What you should do: All of the data below should be written out exactly.

Task material:
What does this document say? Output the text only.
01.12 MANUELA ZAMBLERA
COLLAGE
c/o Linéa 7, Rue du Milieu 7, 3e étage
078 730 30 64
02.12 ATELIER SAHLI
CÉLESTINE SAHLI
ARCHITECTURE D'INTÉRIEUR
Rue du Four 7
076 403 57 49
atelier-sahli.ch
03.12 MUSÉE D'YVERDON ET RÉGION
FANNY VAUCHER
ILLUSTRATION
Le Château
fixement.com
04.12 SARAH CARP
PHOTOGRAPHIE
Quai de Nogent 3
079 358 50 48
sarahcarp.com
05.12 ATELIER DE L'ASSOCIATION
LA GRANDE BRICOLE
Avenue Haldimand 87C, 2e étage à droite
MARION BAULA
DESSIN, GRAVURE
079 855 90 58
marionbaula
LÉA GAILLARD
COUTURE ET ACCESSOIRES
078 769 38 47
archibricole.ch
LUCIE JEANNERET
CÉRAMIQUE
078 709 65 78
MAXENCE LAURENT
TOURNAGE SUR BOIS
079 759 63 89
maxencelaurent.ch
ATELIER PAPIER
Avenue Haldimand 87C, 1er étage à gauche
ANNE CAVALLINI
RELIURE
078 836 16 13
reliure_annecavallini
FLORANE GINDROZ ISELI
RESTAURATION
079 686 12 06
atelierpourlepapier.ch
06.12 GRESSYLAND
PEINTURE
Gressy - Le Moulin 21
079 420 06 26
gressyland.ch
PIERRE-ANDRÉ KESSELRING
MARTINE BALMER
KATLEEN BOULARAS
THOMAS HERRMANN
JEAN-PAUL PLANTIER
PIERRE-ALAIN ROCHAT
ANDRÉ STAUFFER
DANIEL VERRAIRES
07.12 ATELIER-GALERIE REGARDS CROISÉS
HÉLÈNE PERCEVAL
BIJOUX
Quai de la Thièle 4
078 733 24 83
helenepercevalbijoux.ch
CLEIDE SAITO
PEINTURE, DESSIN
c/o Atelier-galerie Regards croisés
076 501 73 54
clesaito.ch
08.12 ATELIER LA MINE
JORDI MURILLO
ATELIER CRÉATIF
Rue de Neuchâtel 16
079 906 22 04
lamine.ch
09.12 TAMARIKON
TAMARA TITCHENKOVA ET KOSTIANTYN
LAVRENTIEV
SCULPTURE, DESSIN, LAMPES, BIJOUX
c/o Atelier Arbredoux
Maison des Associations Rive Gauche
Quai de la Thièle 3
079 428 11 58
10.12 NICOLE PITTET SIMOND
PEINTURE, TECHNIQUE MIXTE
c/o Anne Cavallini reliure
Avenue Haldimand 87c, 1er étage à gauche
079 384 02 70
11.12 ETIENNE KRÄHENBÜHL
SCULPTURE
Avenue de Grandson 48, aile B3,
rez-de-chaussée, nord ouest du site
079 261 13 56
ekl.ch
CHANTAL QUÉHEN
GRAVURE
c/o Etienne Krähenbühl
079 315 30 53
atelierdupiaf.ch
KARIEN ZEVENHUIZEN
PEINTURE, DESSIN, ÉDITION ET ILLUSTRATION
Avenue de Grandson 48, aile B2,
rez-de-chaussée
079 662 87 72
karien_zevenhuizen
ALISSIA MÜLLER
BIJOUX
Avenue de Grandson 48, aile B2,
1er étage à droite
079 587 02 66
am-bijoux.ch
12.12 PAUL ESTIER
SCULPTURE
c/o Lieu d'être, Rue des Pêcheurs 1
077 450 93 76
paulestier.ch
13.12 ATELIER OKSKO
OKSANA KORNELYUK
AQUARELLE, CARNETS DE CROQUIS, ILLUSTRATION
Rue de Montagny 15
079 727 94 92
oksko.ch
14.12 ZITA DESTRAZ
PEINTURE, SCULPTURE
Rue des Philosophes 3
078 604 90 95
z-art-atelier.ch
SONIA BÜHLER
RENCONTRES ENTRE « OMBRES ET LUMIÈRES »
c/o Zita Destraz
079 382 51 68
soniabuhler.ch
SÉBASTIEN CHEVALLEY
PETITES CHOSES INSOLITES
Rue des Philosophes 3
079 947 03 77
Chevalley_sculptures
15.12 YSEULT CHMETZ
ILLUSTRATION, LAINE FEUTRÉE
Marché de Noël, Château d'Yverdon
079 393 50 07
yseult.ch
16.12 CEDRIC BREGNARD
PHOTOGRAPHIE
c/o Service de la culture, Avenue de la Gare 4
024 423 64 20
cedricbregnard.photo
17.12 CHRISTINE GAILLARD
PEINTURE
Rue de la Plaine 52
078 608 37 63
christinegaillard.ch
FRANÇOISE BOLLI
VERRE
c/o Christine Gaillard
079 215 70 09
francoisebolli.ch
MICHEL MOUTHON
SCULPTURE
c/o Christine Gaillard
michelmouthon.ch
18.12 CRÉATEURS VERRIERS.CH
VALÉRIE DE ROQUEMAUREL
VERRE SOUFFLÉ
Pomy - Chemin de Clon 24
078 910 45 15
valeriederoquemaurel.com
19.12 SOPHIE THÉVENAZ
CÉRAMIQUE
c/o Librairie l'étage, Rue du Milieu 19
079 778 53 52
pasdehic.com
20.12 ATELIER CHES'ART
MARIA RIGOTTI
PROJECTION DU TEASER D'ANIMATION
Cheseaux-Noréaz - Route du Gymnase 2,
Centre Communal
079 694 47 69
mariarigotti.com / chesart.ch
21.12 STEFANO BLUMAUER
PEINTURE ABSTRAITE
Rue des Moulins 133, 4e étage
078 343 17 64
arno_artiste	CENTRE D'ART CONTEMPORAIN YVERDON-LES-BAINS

Written solution:
What does this document say? Output the text only.
01.12 MANUELA ZAMBLERA
COLLAGE
c/o Linéa 7, Rue du Milieu 7, 3e étage
078 730 30 64
02.12 ATELIER SAHLI
CÉLESTINE SAHLI
ARCHITECTURE D'INTÉRIEUR
Rue du Four 7
076 403 57 49
atelier-sahli.ch
03.12 MUSÉE D'YVERDON ET RÉGION
FANNY VAUCHER
ILLUSTRATION
Le Château
fixement.com
04.12 SARAH CARP
PHOTOGRAPHIE
Quai de Nogent 3
079 358 50 48
sarahcarp.com
05.12 ATELIER DE L'ASSOCIATION
LA GRANDE BRICOLE
Avenue Haldimand 87C, 2e étage à droite
MARION BAULA
DESSIN, GRAVURE
079 855 90 58
marionbaula
LÉA GAILLARD
COUTURE ET ACCESSOIRES
078 769 38 47
archibricole.ch
LUCIE JEANNERET
CÉRAMIQUE
078 709 65 78
MAXENCE LAURENT
TOURNAGE SUR BOIS
079 759 63 89
maxencelaurent.ch
ATELIER PAPIER
Avenue Haldimand 87C, 1er étage à gauche
ANNE CAVALLINI
RELIURE
078 836 16 13
reliure_annecavallini
FLORANE GINDROZ ISELI
RESTAURATION
079 686 12 06
atelierpourlepapier.ch
06.12 GRESSYLAND
PEINTURE
Gressy - Le Moulin 21
079 420 06 26
gressyland.ch
PIERRE-ANDRÉ KESSELRING
MARTINE BALMER
KATLEEN BOULARAS
THOMAS HERRMANN
JEAN-PAUL PLANTIER
PIERRE-ALAIN ROCHAT
ANDRÉ STAUFFER
DANIEL VERRAIRES
07.12 ATELIER-GALERIE REGARDS CROISÉS
HÉLÈNE PERCEVAL
BIJOUX
Quai de la Thièle 4
078 733 24 83
helenepercevalbijoux.ch
CLEIDE SAITO
PEINTURE, DESSIN
c/o Atelier-galerie Regards croisés
076 501 73 54
clesaito.ch
08.12 ATELIER LA MINE
JORDI MURILLO
ATELIER CRÉATIF
Rue de Neuchâtel 16
079 906 22 04
lamine.ch
09.12 TAMARIKON
TAMARA TITCHENKOVA ET KOSTIANTYN
LAVRENTIEV
SCULPTURE, DESSIN, LAMPES, BIJOUX
c/o Atelier Arbredoux
Maison des Associations Rive Gauche
Quai de la Thièle 3
079 428 11 58
10.12 NICOLE PITTET SIMOND
PEINTURE, TECHNIQUE MIXTE
c/o Anne Cavallini reliure
Avenue Haldimand 87c, 1er étage à gauche
079 384 02 70
11.12 ETIENNE KRÄHENBÜHL
SCULPTURE
Avenue de Grandson 48, aile B3,
rez-de-chaussée, nord ouest du site
079 261 13 56
ekl.ch
CHANTAL QUÉHEN
GRAVURE
c/o Etienne Krähenbühl
079 315 30 53
atelierdupiaf.ch
KARIEN ZEVENHUIZEN
PEINTURE, DESSIN, ÉDITION ET ILLUSTRATION
Avenue de Grandson 48, aile B2,
rez-de-chaussée
079 662 87 72
karien_zevenhuizen
ALISSIA MÜLLER
BIJOUX
Avenue de Grandson 48, aile B2,
1er étage à droite
079 587 02 66
am-bijoux.ch
12.12 PAUL ESTIER
SCULPTURE
c/o Lieu d'être, Rue des Pêcheurs 1
077 450 93 76
paulestier.ch
13.12 ATELIER OKSKO
OKSANA KORNELYUK
AQUARELLE, CARNETS DE CROQUIS, ILLUSTRATION
Rue de Montagny 15
079 727 94 92
oksko.ch
14.12 ZITA DESTRAZ
PEINTURE, SCULPTURE
Rue des Philosophes 3
078 604 90 95
z-art-atelier.ch
SONIA BÜHLER
RENCONTRES ENTRE « OMBRES ET LUMIÈRES »
c/o Zita Destraz
079 382 51 68
soniabuhler.ch
SÉBASTIEN CHEVALLEY
PETITES CHOSES INSOLITES
Rue des Philosophes 3
079 947 03 77
Chevalley_sculptures
15.12 YSEULT CHMETZ
ILLUSTRATION, LAINE FEUTRÉE
Marché de Noël, Château d'Yverdon
079 393 50 07
yseult.ch
16.12 CEDRIC BREGNARD
PHOTOGRAPHIE
c/o Service de la culture, Avenue de la Gare 4
024 423 64 20
cedricbregnard.photo
17.12 CHRISTINE GAILLARD
PEINTURE
Rue de la Plaine 52
078 608 37 63
christinegaillard.ch
FRANÇOISE BOLLI
VERRE
c/o Christine Gaillard
079 215 70 09
francoisebolli.ch
MICHEL MOUTHON
SCULPTURE
c/o Christine Gaillard
michelmouthon.ch
18.12 CRÉATEURS VERRIERS.CH
VALÉRIE DE ROQUEMAUREL
VERRE SOUFFLÉ
Pomy - Chemin de Clon 24
078 910 45 15
valeriederoquemaurel.com
19.12 SOPHIE THÉVENAZ
CÉRAMIQUE
c/o Librairie l'étage, Rue du Milieu 19
079 778 53 52
pasdehic.com
20.12 ATELIER CHES'ART
MARIA RIGOTTI
PROJECTION DU TEASER D'ANIMATION
Cheseaux-Noréaz - Route du Gymnase 2,
Centre Communal
079 694 47 69
mariarigotti.com / chesart.ch
21.12 STEFANO BLUMAUER
PEINTURE ABSTRAITE
Rue des Moulins 133, 4e étage
078 343 17 64
arno_artiste	CENTRE D'ART CONTEMPORAIN YVERDON-LES-BAINS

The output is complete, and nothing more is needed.